— START Records to use —

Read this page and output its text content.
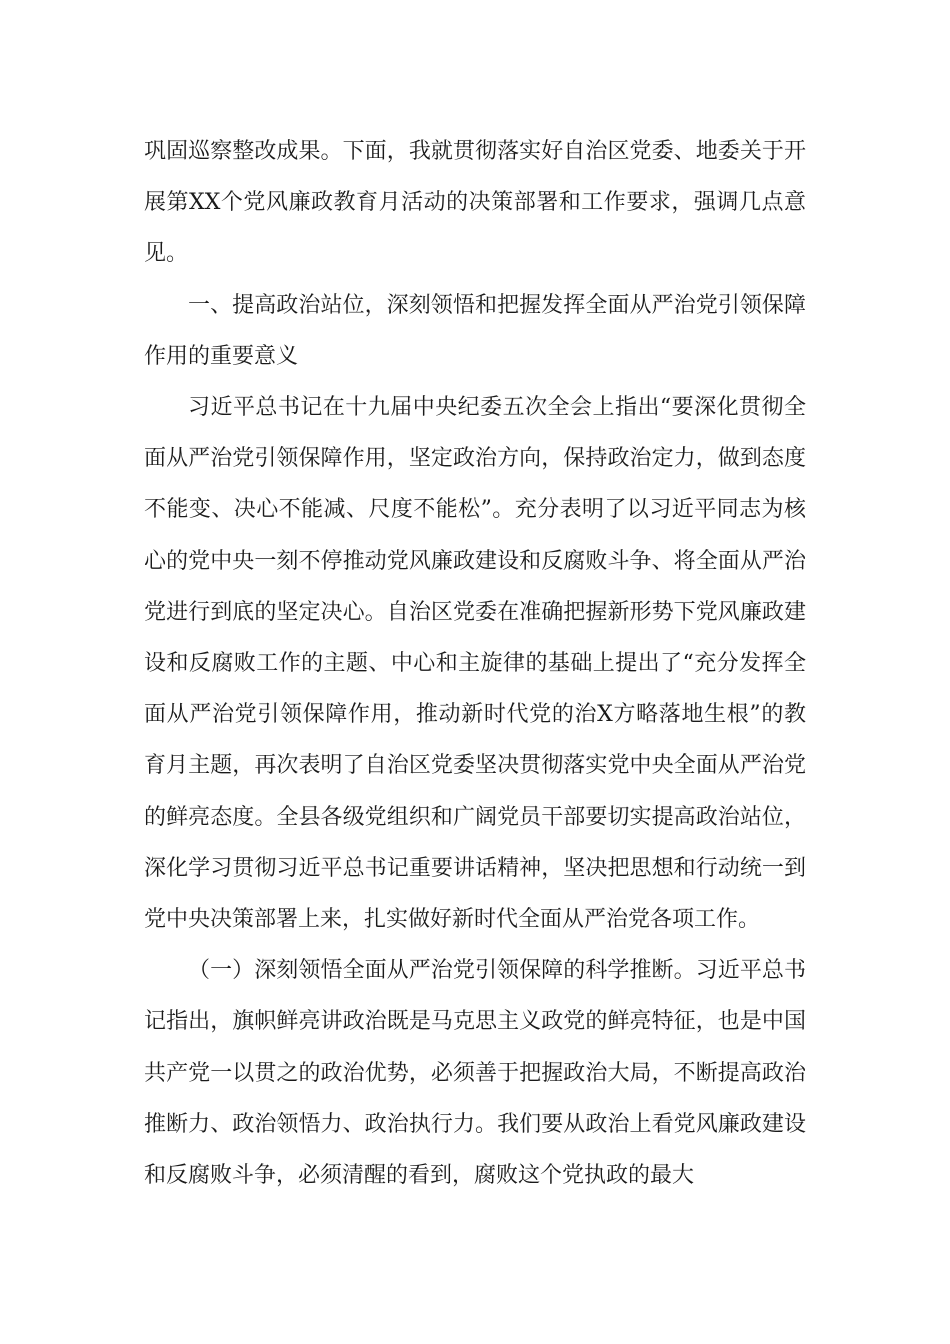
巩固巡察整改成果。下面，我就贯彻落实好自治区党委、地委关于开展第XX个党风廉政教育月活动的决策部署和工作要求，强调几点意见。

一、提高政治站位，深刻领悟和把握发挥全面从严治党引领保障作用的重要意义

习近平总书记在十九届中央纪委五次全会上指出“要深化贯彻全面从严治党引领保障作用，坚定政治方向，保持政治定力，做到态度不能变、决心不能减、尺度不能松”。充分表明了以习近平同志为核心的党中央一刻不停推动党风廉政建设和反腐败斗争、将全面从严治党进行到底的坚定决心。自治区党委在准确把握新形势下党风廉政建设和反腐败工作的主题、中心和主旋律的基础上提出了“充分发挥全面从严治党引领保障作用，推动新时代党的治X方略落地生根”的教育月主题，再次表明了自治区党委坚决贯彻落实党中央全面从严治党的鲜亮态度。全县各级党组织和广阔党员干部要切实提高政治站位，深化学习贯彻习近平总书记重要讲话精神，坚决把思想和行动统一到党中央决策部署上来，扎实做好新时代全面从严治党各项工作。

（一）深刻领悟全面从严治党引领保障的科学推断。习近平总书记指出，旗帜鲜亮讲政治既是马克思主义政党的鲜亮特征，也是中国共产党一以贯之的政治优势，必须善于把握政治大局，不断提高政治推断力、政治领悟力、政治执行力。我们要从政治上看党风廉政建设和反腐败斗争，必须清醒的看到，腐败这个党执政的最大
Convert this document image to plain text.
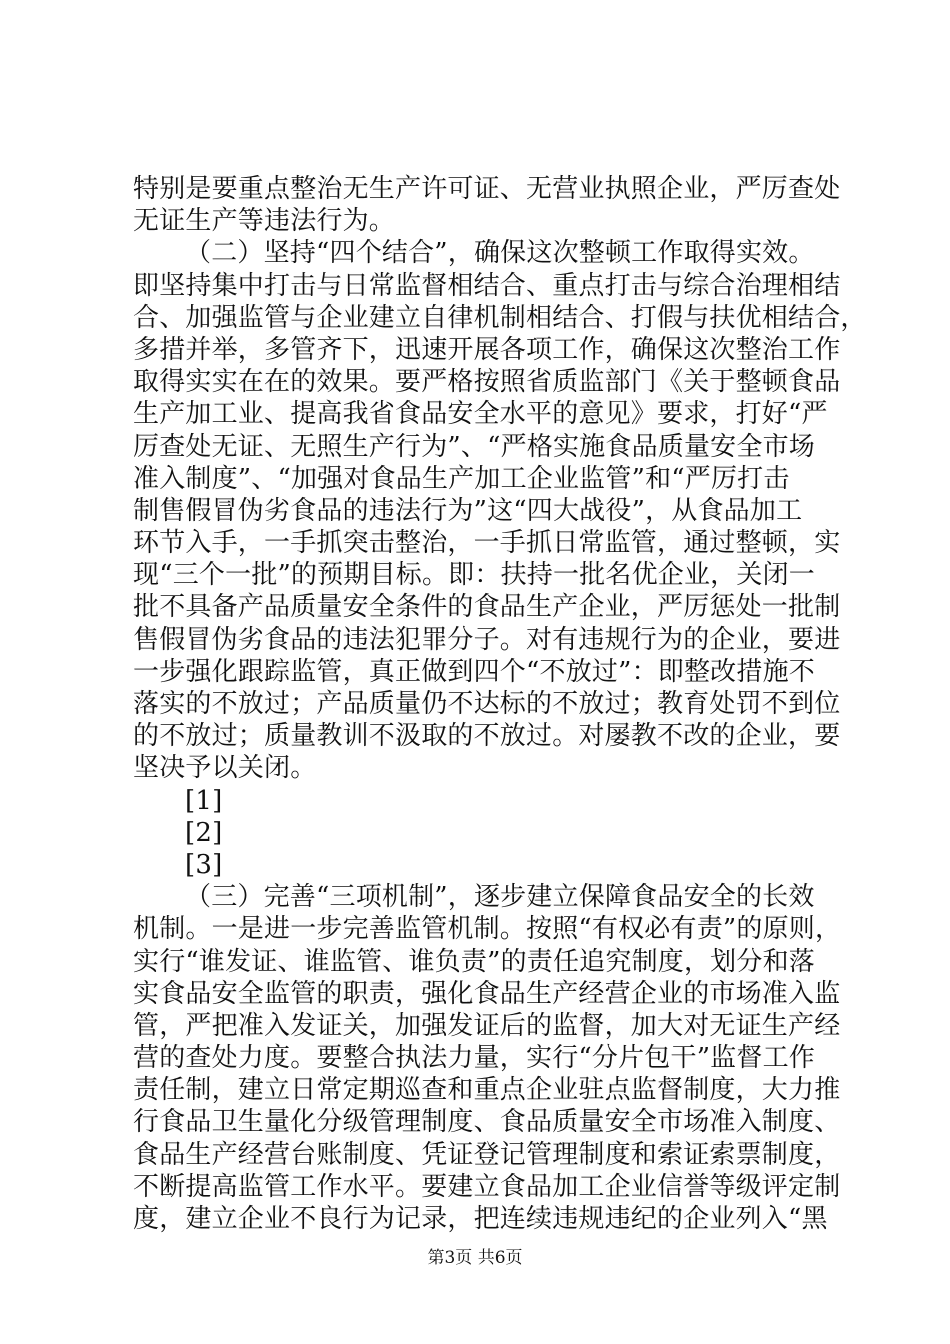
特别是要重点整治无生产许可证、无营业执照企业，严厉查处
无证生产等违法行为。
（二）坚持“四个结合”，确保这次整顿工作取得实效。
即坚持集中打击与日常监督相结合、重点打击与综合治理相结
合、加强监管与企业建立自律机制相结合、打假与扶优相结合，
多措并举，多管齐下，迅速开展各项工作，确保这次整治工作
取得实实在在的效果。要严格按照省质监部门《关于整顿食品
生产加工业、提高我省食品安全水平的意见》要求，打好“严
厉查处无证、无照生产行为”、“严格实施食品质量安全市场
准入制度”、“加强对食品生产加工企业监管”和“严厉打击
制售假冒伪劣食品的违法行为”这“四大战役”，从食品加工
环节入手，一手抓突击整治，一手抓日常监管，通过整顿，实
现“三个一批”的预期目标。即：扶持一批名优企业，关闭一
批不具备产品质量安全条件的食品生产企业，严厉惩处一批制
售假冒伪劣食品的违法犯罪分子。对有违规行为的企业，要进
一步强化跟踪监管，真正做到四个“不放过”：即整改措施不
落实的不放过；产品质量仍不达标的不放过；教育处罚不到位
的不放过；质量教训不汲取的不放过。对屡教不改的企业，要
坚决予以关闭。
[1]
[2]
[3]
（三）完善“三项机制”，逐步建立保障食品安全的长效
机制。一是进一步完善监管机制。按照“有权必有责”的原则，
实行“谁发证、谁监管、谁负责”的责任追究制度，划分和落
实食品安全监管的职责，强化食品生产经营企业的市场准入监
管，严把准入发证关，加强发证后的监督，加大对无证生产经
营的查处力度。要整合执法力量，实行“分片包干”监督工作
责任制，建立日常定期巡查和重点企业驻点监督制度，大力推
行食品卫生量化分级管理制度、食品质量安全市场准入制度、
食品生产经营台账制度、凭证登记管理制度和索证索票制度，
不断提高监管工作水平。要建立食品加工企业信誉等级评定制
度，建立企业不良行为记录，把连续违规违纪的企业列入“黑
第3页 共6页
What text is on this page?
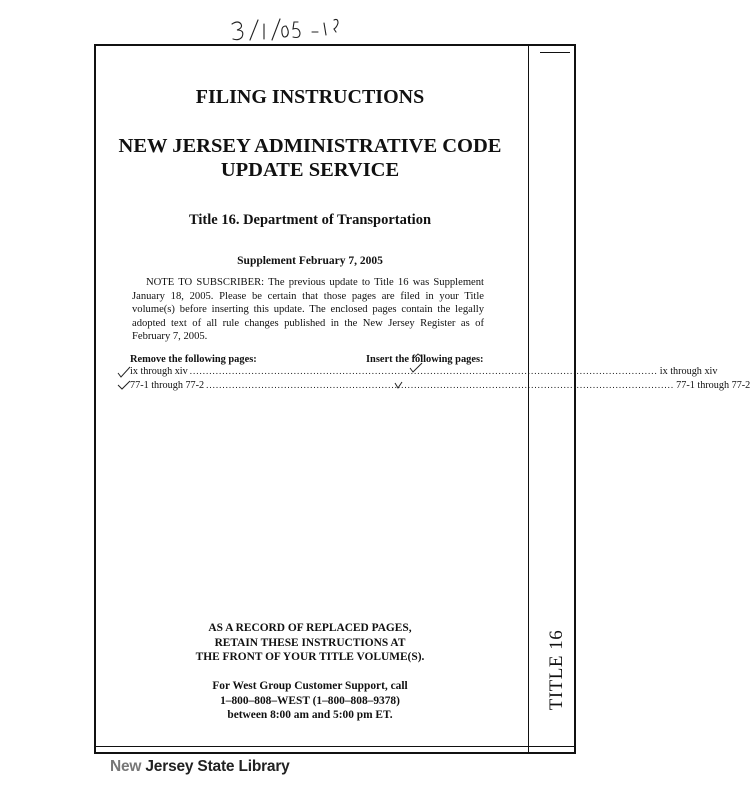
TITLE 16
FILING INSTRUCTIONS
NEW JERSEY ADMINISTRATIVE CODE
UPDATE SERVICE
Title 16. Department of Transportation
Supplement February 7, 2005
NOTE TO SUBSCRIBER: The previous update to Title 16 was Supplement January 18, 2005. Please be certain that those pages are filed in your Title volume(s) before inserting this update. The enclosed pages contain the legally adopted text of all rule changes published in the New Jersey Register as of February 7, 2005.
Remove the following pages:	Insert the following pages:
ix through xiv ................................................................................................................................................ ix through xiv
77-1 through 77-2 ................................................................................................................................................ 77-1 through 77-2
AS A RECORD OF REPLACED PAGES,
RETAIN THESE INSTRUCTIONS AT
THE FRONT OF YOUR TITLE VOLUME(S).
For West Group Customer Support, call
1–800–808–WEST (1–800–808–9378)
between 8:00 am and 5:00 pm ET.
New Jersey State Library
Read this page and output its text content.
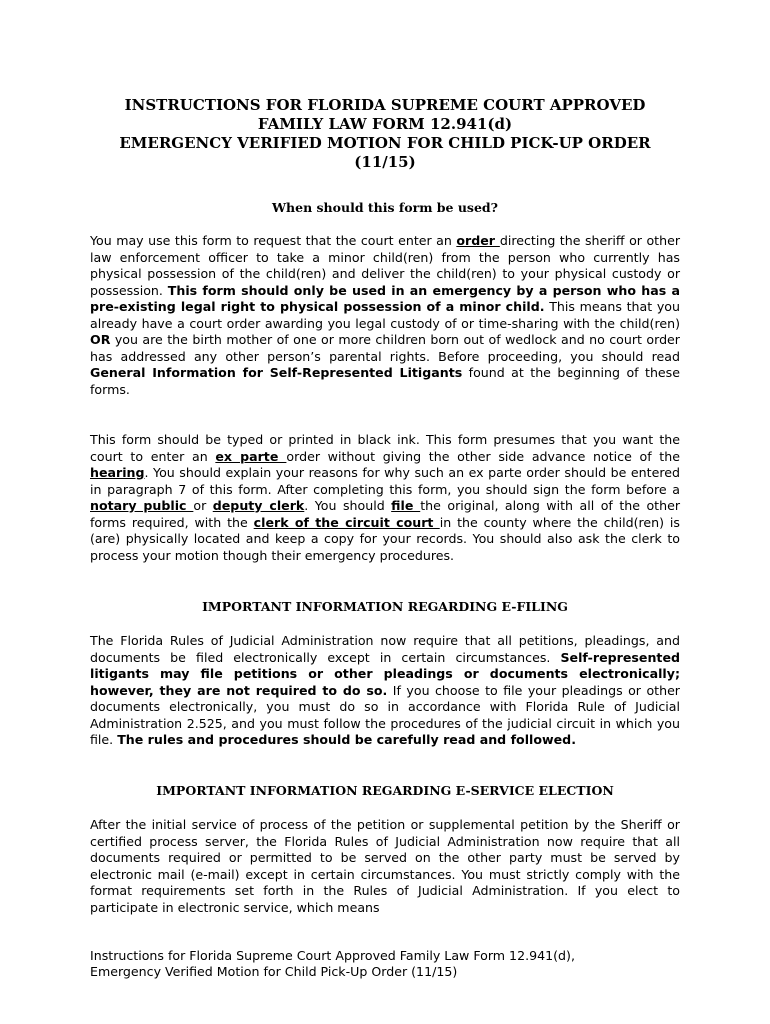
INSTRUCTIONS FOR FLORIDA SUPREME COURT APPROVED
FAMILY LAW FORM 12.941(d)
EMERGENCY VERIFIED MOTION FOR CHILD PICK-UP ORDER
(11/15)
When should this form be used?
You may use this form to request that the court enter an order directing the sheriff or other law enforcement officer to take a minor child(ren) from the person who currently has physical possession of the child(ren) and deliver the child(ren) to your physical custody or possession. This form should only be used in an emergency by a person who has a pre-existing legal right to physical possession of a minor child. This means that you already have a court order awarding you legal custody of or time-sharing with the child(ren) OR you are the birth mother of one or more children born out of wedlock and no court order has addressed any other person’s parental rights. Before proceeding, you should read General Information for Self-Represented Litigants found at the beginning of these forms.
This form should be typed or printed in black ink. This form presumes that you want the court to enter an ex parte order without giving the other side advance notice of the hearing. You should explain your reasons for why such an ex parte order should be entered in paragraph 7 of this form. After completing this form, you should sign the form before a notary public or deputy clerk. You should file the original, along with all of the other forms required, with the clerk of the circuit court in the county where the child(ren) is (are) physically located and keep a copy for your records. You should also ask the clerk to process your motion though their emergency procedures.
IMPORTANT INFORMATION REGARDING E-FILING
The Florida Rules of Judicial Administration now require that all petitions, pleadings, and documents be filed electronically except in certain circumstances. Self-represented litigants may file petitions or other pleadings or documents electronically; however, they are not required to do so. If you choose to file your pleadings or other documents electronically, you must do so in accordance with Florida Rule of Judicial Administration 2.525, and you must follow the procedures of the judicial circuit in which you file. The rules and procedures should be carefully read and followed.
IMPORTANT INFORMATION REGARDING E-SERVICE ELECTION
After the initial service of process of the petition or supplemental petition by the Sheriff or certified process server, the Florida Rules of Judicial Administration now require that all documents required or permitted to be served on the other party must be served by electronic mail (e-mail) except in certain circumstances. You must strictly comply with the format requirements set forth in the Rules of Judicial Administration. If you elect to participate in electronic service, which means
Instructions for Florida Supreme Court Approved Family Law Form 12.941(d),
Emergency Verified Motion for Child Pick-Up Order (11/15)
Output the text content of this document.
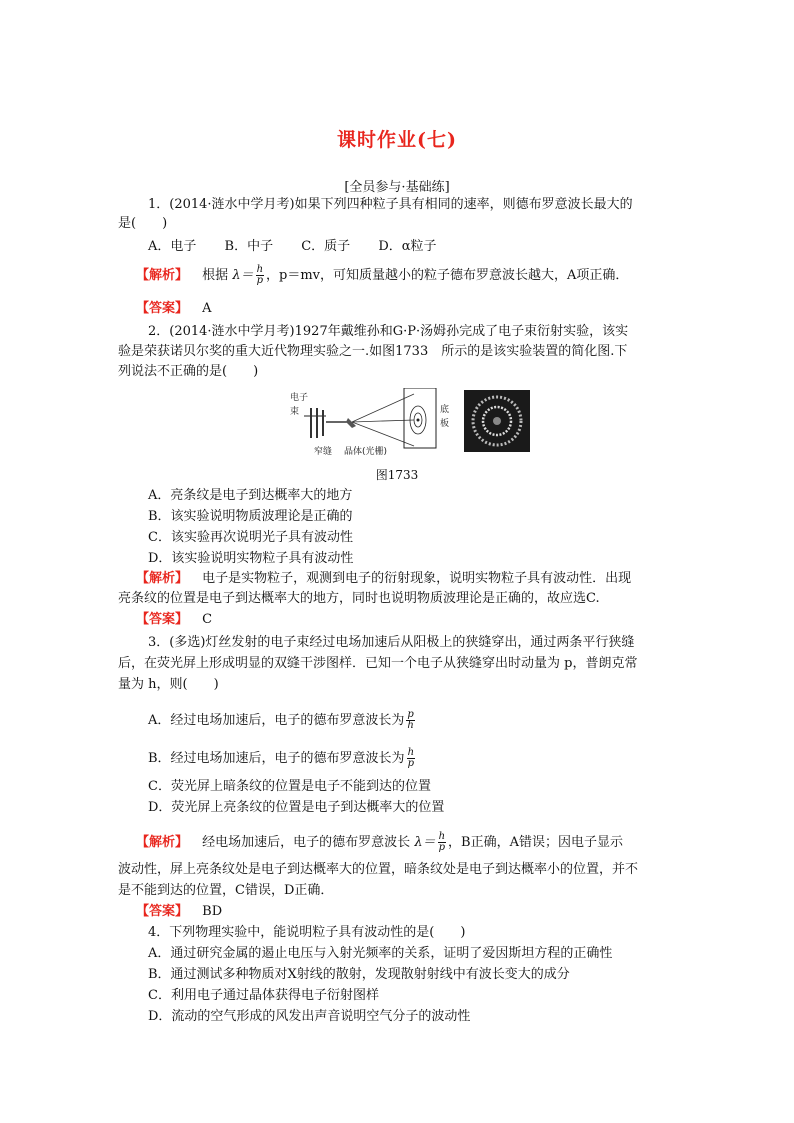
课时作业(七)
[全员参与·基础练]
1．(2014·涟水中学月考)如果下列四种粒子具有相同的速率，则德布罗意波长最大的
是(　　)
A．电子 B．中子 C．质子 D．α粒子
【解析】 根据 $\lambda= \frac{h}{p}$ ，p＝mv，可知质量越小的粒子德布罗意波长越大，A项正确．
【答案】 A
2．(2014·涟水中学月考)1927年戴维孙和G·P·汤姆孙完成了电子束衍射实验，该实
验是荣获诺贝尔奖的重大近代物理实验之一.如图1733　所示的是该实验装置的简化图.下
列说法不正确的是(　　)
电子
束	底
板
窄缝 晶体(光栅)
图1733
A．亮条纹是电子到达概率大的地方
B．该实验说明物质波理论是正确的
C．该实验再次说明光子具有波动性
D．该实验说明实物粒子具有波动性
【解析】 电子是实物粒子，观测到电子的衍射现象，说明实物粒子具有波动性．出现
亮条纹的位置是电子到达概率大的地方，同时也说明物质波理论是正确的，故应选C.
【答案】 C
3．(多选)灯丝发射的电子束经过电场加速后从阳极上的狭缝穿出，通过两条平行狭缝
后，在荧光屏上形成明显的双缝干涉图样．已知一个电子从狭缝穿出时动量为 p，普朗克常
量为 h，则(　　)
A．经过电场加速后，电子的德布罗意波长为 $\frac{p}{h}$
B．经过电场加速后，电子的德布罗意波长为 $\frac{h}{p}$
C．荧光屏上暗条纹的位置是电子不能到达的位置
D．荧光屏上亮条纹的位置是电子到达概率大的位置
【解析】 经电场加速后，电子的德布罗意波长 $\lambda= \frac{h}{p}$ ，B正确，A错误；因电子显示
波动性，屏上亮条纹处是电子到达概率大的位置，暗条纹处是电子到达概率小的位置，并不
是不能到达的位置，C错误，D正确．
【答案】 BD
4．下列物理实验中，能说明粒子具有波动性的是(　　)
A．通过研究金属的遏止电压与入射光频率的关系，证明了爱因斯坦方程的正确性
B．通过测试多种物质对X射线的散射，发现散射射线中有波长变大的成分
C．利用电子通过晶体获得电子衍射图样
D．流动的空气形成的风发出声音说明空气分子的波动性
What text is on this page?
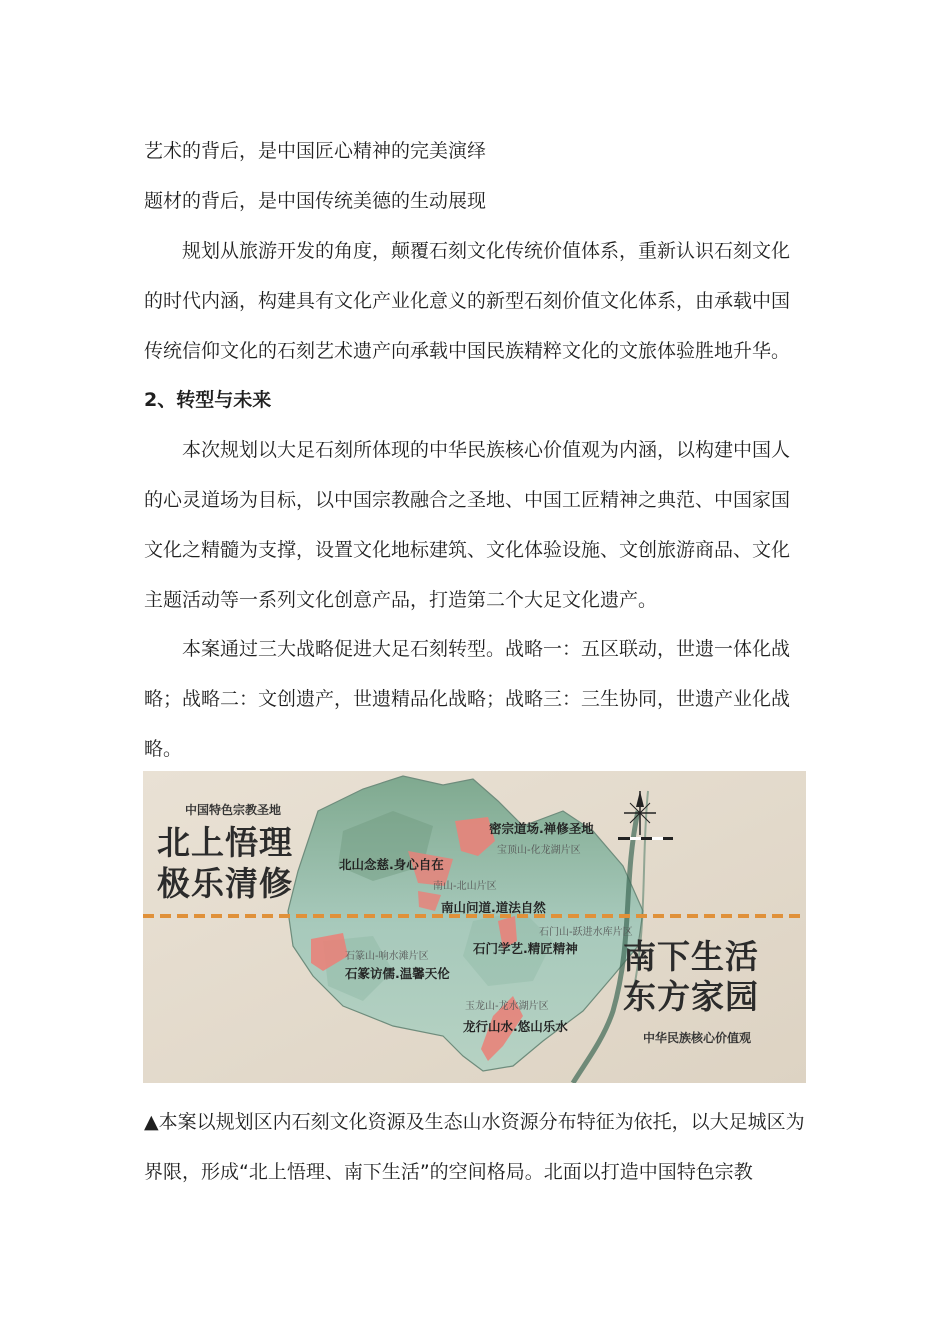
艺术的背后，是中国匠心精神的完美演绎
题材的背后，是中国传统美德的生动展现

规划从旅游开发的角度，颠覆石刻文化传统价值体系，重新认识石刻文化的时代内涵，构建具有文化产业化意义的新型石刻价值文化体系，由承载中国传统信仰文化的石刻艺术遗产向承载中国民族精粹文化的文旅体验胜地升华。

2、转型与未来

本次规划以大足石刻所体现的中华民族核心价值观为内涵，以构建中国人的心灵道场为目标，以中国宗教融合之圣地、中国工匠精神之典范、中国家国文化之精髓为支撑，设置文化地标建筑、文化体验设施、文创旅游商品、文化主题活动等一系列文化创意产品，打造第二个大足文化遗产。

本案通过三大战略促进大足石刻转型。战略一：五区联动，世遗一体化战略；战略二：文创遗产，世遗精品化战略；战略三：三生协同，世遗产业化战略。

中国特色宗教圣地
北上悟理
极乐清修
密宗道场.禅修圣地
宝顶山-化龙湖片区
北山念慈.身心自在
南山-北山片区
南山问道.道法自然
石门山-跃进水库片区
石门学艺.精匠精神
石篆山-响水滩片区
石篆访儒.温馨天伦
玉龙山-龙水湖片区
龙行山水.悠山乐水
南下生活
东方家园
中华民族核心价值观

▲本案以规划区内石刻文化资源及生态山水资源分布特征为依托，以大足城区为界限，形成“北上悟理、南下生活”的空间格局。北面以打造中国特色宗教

— END Records to use —

| To be done |
Retype, without any picture, exactly the lines from the one with "Output the text content of this document." through the end of the entries, inclusive.

| The completed task |
Output the text content of this document.
课时作业(七)
[全员参与·基础练]
1．(2014·涟水中学月考)如果下列四种粒子具有相同的速率，则德布罗意波长最大的
是(　　)
A．电子 B．中子 C．质子 D．α粒子
【解析】 根据 $\lambda= \frac{h}{p}$ ，p＝mv，可知质量越小的粒子德布罗意波长越大，A项正确．
【答案】 A
2．(2014·涟水中学月考)1927年戴维孙和G·P·汤姆孙完成了电子束衍射实验，该实
验是荣获诺贝尔奖的重大近代物理实验之一.如图1733　所示的是该实验装置的简化图.下
列说法不正确的是(　　)
电子
束	底
板
窄缝 晶体(光栅)
图1733
A．亮条纹是电子到达概率大的地方
B．该实验说明物质波理论是正确的
C．该实验再次说明光子具有波动性
D．该实验说明实物粒子具有波动性
【解析】 电子是实物粒子，观测到电子的衍射现象，说明实物粒子具有波动性．出现
亮条纹的位置是电子到达概率大的地方，同时也说明物质波理论是正确的，故应选C.
【答案】 C
3．(多选)灯丝发射的电子束经过电场加速后从阳极上的狭缝穿出，通过两条平行狭缝
后，在荧光屏上形成明显的双缝干涉图样．已知一个电子从狭缝穿出时动量为 p，普朗克常
量为 h，则(　　)
A．经过电场加速后，电子的德布罗意波长为 $\frac{p}{h}$
B．经过电场加速后，电子的德布罗意波长为 $\frac{h}{p}$
C．荧光屏上暗条纹的位置是电子不能到达的位置
D．荧光屏上亮条纹的位置是电子到达概率大的位置
【解析】 经电场加速后，电子的德布罗意波长 $\lambda= \frac{h}{p}$ ，B正确，A错误；因电子显示
波动性，屏上亮条纹处是电子到达概率大的位置，暗条纹处是电子到达概率小的位置，并不
是不能到达的位置，C错误，D正确．
【答案】 BD
4．下列物理实验中，能说明粒子具有波动性的是(　　)
A．通过研究金属的遏止电压与入射光频率的关系，证明了爱因斯坦方程的正确性
B．通过测试多种物质对X射线的散射，发现散射射线中有波长变大的成分
C．利用电子通过晶体获得电子衍射图样
D．流动的空气形成的风发出声音说明空气分子的波动性
What text is on this page?
艺术的背后，是中国匠心精神的完美演绎
题材的背后，是中国传统美德的生动展现

规划从旅游开发的角度，颠覆石刻文化传统价值体系，重新认识石刻文化的时代内涵，构建具有文化产业化意义的新型石刻价值文化体系，由承载中国传统信仰文化的石刻艺术遗产向承载中国民族精粹文化的文旅体验胜地升华。

2、转型与未来

本次规划以大足石刻所体现的中华民族核心价值观为内涵，以构建中国人的心灵道场为目标，以中国宗教融合之圣地、中国工匠精神之典范、中国家国文化之精髓为支撑，设置文化地标建筑、文化体验设施、文创旅游商品、文化主题活动等一系列文化创意产品，打造第二个大足文化遗产。

本案通过三大战略促进大足石刻转型。战略一：五区联动，世遗一体化战略；战略二：文创遗产，世遗精品化战略；战略三：三生协同，世遗产业化战略。

中国特色宗教圣地
北上悟理
极乐清修
密宗道场.禅修圣地
宝顶山-化龙湖片区
北山念慈.身心自在
南山-北山片区
南山问道.道法自然
石门山-跃进水库片区
石门学艺.精匠精神
石篆山-响水滩片区
石篆访儒.温馨天伦
玉龙山-龙水湖片区
龙行山水.悠山乐水
南下生活
东方家园
中华民族核心价值观

▲本案以规划区内石刻文化资源及生态山水资源分布特征为依托，以大足城区为界限，形成“北上悟理、南下生活”的空间格局。北面以打造中国特色宗教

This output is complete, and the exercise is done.